## Exercise brief
Pull every line containing the word "área" from the records.

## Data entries
──────────
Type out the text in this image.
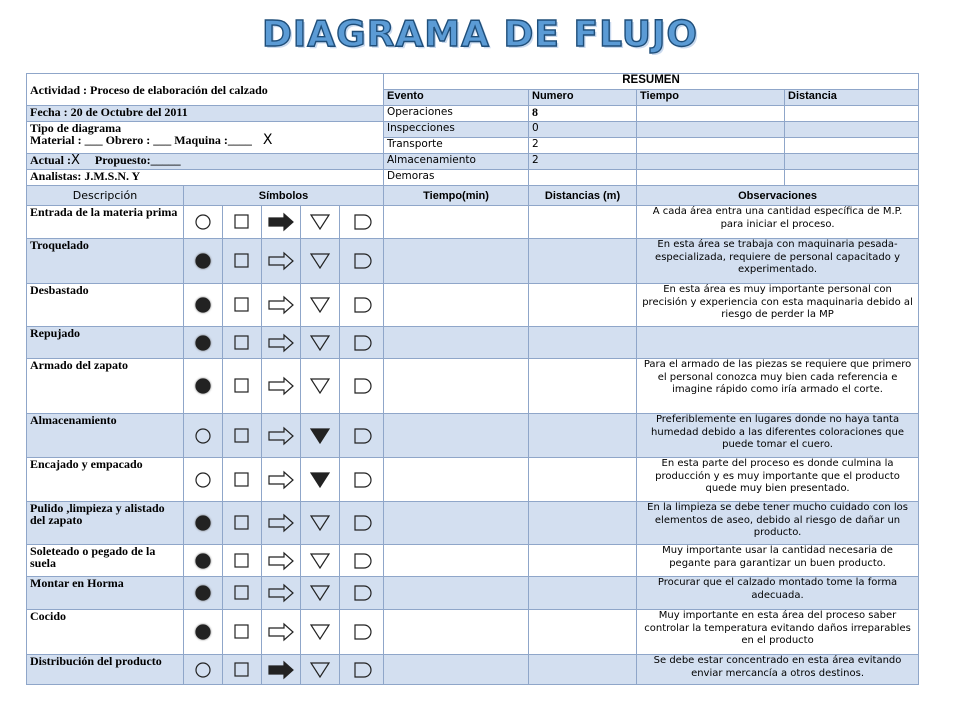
DIAGRAMA DE FLUJO
Actividad : Proceso de elaboración del calzado	RESUMEN			
	Evento	Numero	Tiempo	Distancia
Fecha : 20 de Octubre del 2011	Operaciones	8		

Tipo de diagrama
Material : ___ Obrero : ___ Maquina :____ X	Inspecciones	0		
	Transporte	2		
Actual :X Propuesto:_____	Almacenamiento	2		
Analistas: J.M.S.N. Y	Demoras			
Descripción	Símbolos					Tiempo(min)	Distancias (m)	Observaciones
Entrada de la materia prima								A cada área entra una cantidad específica de M.P. para iniciar el proceso.
Troquelado								En esta área se trabaja con maquinaria pesada-especializada, requiere de personal capacitado y experimentado.
Desbastado								En esta área es muy importante personal con precisión y experiencia con esta maquinaria debido al riesgo de perder la MP
Repujado	

Armado del zapato								Para el armado de las piezas se requiere que primero el personal conozca muy bien cada referencia e imagine rápido como iría armado el corte.
Almacenamiento								Preferiblemente en lugares donde no haya tanta humedad debido a las diferentes coloraciones que puede tomar el cuero.
Encajado y empacado								En esta parte del proceso es donde culmina la producción y es muy importante que el producto quede muy bien presentado.
Pulido ,limpieza y alistado del zapato								En la limpieza se debe tener mucho cuidado con los elementos de aseo, debido al riesgo de dañar un producto.
Soleteado o pegado de la suela								Muy importante usar la cantidad necesaria de pegante para garantizar un buen producto.
Montar en Horma								Procurar que el calzado montado tome la forma adecuada.
Cocido								Muy importante en esta área del proceso saber controlar la temperatura evitando daños irreparables en el producto
Distribución del producto								Se debe estar concentrado en esta área evitando enviar mercancía a otros destinos.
──────────
## Response for this exercise
Entrada de la materia prima								A cada área entra una cantidad específica de M.P. para iniciar el proceso.
Troquelado								En esta área se trabaja con maquinaria pesada-especializada, requiere de personal capacitado y experimentado.
Desbastado								En esta área es muy importante personal con precisión y experiencia con esta maquinaria debido al riesgo de perder la MP
Cocido								Muy importante en esta área del proceso saber controlar la temperatura evitando daños irreparables en el producto
Distribución del producto								Se debe estar concentrado en esta área evitando enviar mercancía a otros destinos.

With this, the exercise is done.